**What the exercise asks:** Repeat each line of the material below exactly as it appears, minus any pictures.

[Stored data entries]
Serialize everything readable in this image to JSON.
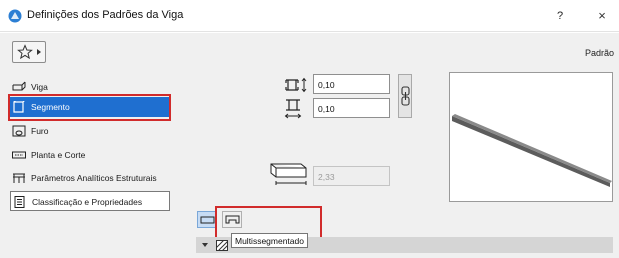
{
  "window": {
    "title": "Definições dos Padrões da Viga",
    "help_label": "?",
    "close_label": "×"
  },
  "toolbar": {
    "preset_label": "Padrão"
  },
  "sidebar": {
    "items": [
      {
        "label": "Viga",
        "icon": "beam-icon",
        "active": false
      },
      {
        "label": "Segmento",
        "icon": "segment-icon",
        "active": true
      },
      {
        "label": "Furo",
        "icon": "hole-icon",
        "active": false
      },
      {
        "label": "Planta e Corte",
        "icon": "plan-section-icon",
        "active": false
      },
      {
        "label": "Parâmetros Analíticos Estruturais",
        "icon": "structural-analytical-icon",
        "active": false
      },
      {
        "label": "Classificação e Propriedades",
        "icon": "classification-icon",
        "active": false
      }
    ]
  },
  "segment": {
    "width_value": "0,10",
    "height_value": "0,10",
    "length_value": "2,33"
  },
  "geometry": {
    "tooltip": "Multissegmentado"
  },
  "colors": {
    "active_item": "#1f6fd0",
    "highlight": "#d12b2b"
  }
}
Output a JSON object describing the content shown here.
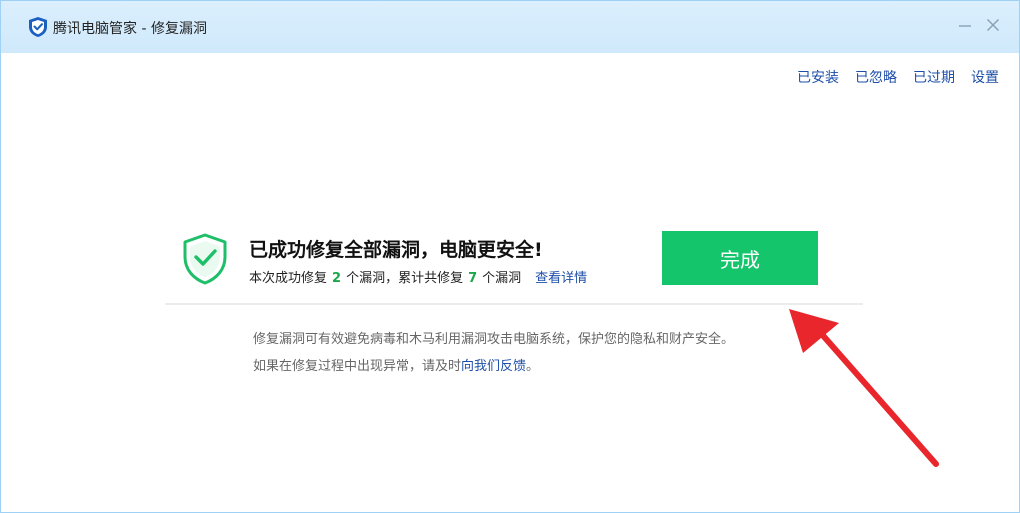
{
  "window": {
    "title": "腾讯电脑管家 - 修复漏洞",
    "minimize_label": "—",
    "close_label": "✕"
  },
  "toplinks": [
    {
      "label": "已安装"
    },
    {
      "label": "已忽略"
    },
    {
      "label": "已过期"
    },
    {
      "label": "设置"
    }
  ],
  "result": {
    "headline": "已成功修复全部漏洞，电脑更安全!",
    "sub_prefix": "本次成功修复",
    "fixed_count": "2",
    "sub_mid": "个漏洞，累计共修复",
    "total_count": "7",
    "sub_suffix": "个漏洞",
    "detail_link": "查看详情"
  },
  "done_button": "完成",
  "info": {
    "line1": "修复漏洞可有效避免病毒和木马利用漏洞攻击电脑系统，保护您的隐私和财产安全。",
    "line2_prefix": "如果在修复过程中出现异常，请及时",
    "feedback_link": "向我们反馈",
    "line2_suffix": "。"
  },
  "colors": {
    "accent_green": "#14c56b",
    "link_blue": "#1e4fa8",
    "arrow_red": "#e8262b",
    "titlebar_bg": "#d4ecfc"
  },
  "icons": {
    "app_logo": "tencent-shield-icon",
    "result_icon": "shield-check-icon"
  }
}
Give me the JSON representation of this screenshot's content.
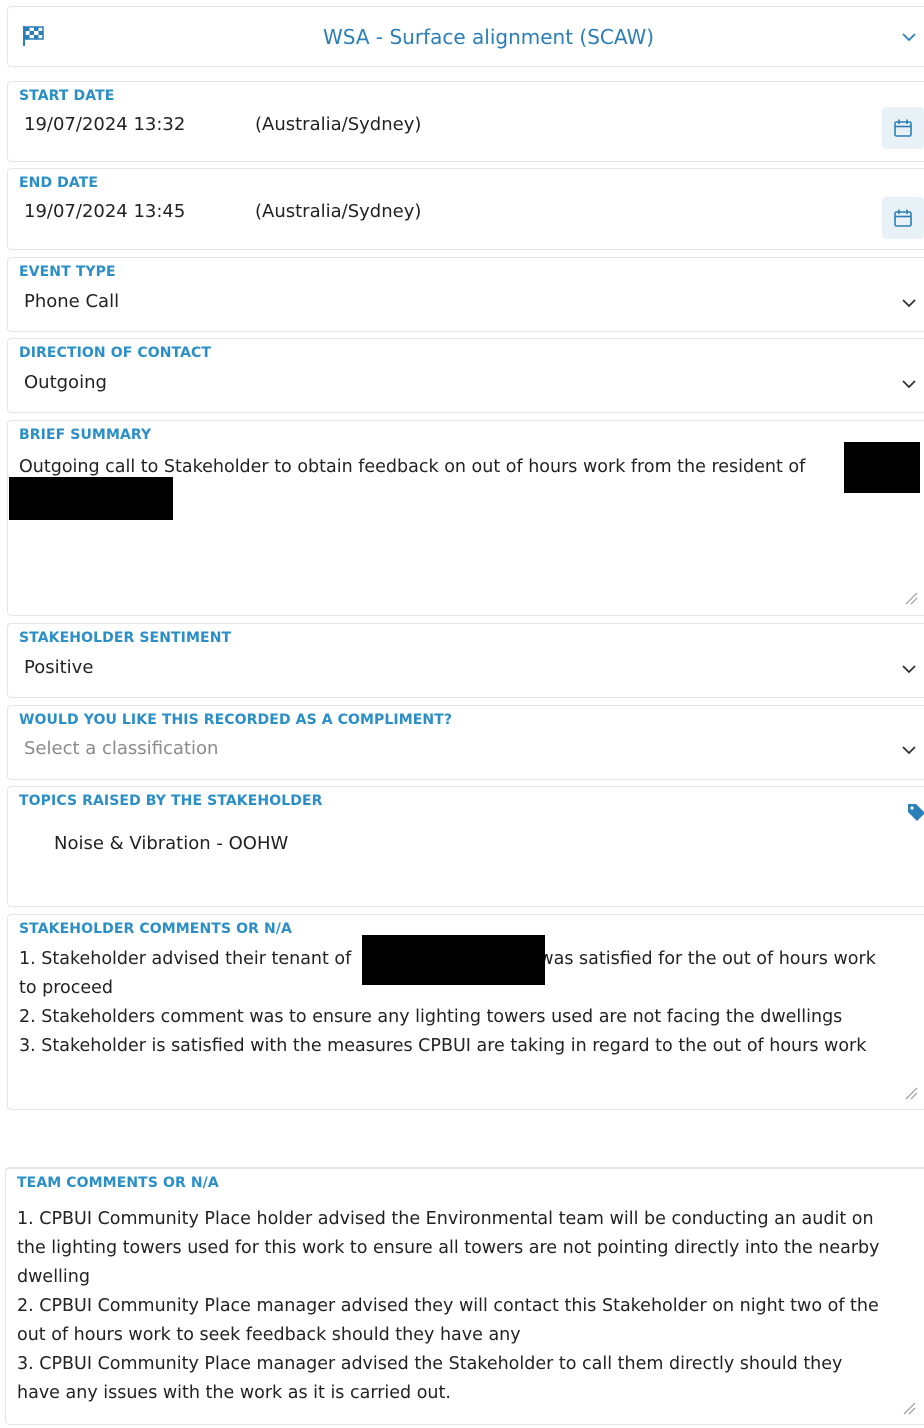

**Reply to the exercise:**
Serialize everything readable in this image to JSON.
{
  "window": {
    "title": "Definições dos Padrões da Viga",
    "help_label": "?",
    "close_label": "×"
  },
  "toolbar": {
    "preset_label": "Padrão"
  },
  "sidebar": {
    "items": [
      {
        "label": "Viga",
        "icon": "beam-icon",
        "active": false
      },
      {
        "label": "Segmento",
        "icon": "segment-icon",
        "active": true
      },
      {
        "label": "Furo",
        "icon": "hole-icon",
        "active": false
      },
      {
        "label": "Planta e Corte",
        "icon": "plan-section-icon",
        "active": false
      },
      {
        "label": "Parâmetros Analíticos Estruturais",
        "icon": "structural-analytical-icon",
        "active": false
      },
      {
        "label": "Classificação e Propriedades",
        "icon": "classification-icon",
        "active": false
      }
    ]
  },
  "segment": {
    "width_value": "0,10",
    "height_value": "0,10",
    "length_value": "2,33"
  },
  "geometry": {
    "tooltip": "Multissegmentado"
  },
  "colors": {
    "active_item": "#1f6fd0",
    "highlight": "#d12b2b"
  }
}
Output a JSON object describing the content shown here.
{
  "window": {
    "title": "腾讯电脑管家 - 修复漏洞",
    "minimize_label": "—",
    "close_label": "✕"
  },
  "toplinks": [
    {
      "label": "已安装"
    },
    {
      "label": "已忽略"
    },
    {
      "label": "已过期"
    },
    {
      "label": "设置"
    }
  ],
  "result": {
    "headline": "已成功修复全部漏洞，电脑更安全!",
    "sub_prefix": "本次成功修复",
    "fixed_count": "2",
    "sub_mid": "个漏洞，累计共修复",
    "total_count": "7",
    "sub_suffix": "个漏洞",
    "detail_link": "查看详情"
  },
  "done_button": "完成",
  "info": {
    "line1": "修复漏洞可有效避免病毒和木马利用漏洞攻击电脑系统，保护您的隐私和财产安全。",
    "line2_prefix": "如果在修复过程中出现异常，请及时",
    "feedback_link": "向我们反馈",
    "line2_suffix": "。"
  },
  "colors": {
    "accent_green": "#14c56b",
    "link_blue": "#1e4fa8",
    "arrow_red": "#e8262b",
    "titlebar_bg": "#d4ecfc"
  },
  "icons": {
    "app_logo": "tencent-shield-icon",
    "result_icon": "shield-check-icon"
  }
}
Give me the JSON representation of this screenshot's content.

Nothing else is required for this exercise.